TASK DETAILS -> Answer with nothing but the number of lines that include the word "сказав".

Recorded data ->
--------

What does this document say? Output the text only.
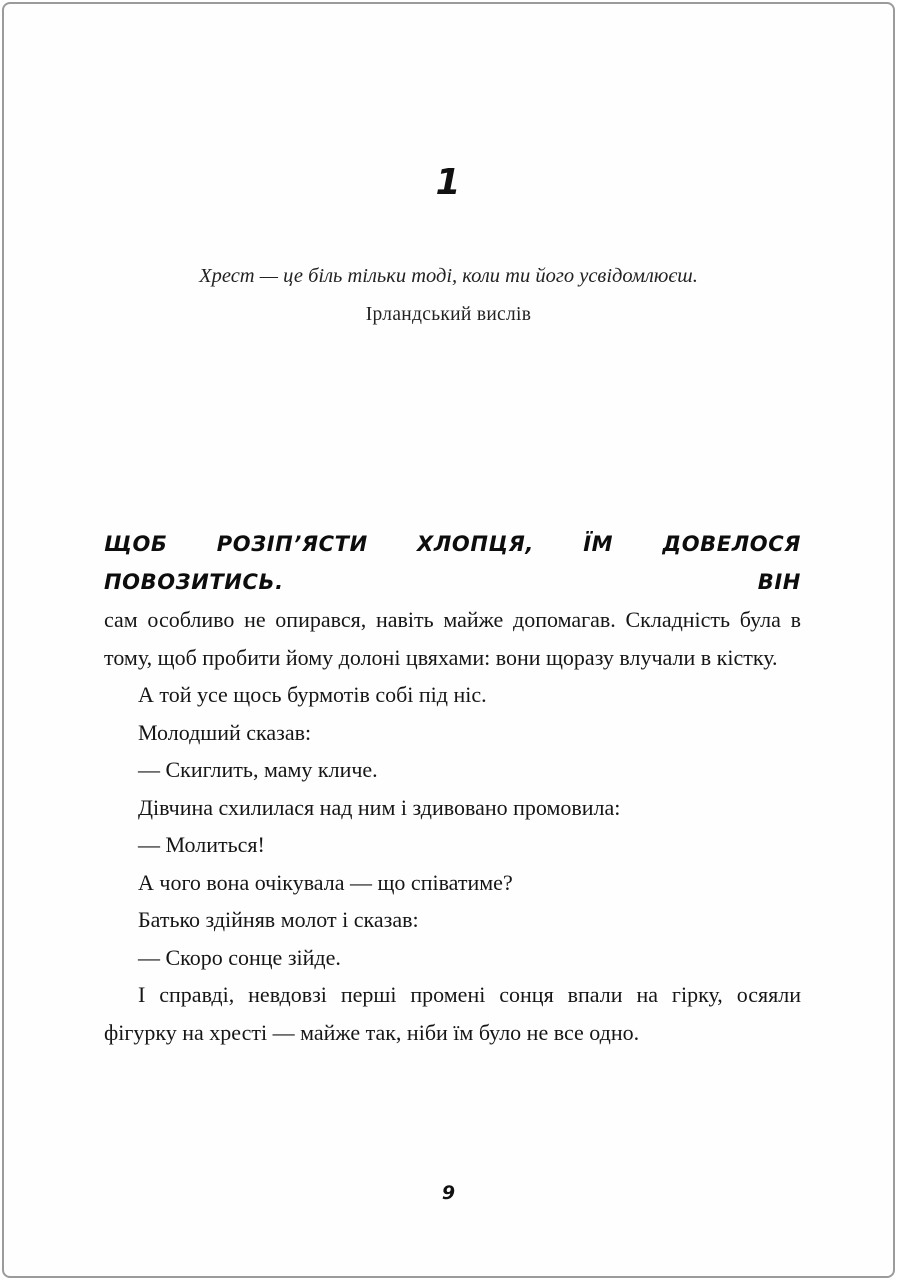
1
Хрест — це біль тільки тоді, коли ти його усвідомлюєш.
Ірландський вислів
ЩОБ РОЗІП’ЯСТИ ХЛОПЦЯ, ЇМ ДОВЕЛОСЯ ПОВОЗИТИСЬ. ВІН
сам особливо не опирався, навіть майже допомагав. Складність була в тому, щоб пробити йому долоні цвяхами: вони щоразу влучали в кістку.

А той усе щось бурмотів собі під ніс.

Молодший сказав:

— Скиглить, маму кличе.

Дівчина схилилася над ним і здивовано промовила:

— Молиться!

А чого вона очікувала — що співатиме?

Батько здійняв молот і сказав:

— Скоро сонце зійде.

І справді, невдовзі перші промені сонця впали на гірку, осяяли фігурку на хресті — майже так, ніби їм було не все одно.

9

--------

EXERCISE RESPONSE -> 2